### PROBLEM DESCRIPTION:
Among the entries below, find how many lines carry the word "Reason" and state only that figure.

• • •

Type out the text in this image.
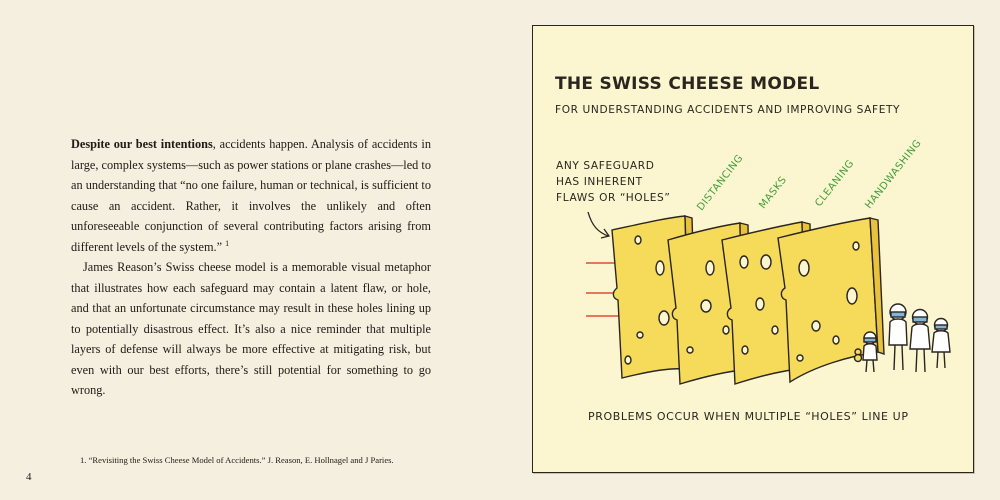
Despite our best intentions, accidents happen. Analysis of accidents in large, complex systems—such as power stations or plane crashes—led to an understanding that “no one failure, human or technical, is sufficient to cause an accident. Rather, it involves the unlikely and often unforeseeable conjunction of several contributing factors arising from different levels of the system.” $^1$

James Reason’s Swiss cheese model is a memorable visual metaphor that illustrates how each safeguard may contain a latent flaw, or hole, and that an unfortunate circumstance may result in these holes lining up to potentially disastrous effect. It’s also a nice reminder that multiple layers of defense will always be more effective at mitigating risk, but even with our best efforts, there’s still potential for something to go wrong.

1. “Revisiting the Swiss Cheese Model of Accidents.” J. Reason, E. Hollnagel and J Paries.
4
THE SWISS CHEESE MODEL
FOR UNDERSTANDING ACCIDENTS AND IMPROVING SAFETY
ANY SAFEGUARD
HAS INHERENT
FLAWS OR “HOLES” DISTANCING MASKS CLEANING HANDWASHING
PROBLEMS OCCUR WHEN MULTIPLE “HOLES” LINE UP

• • •

### WRITTEN RESPONSE:
2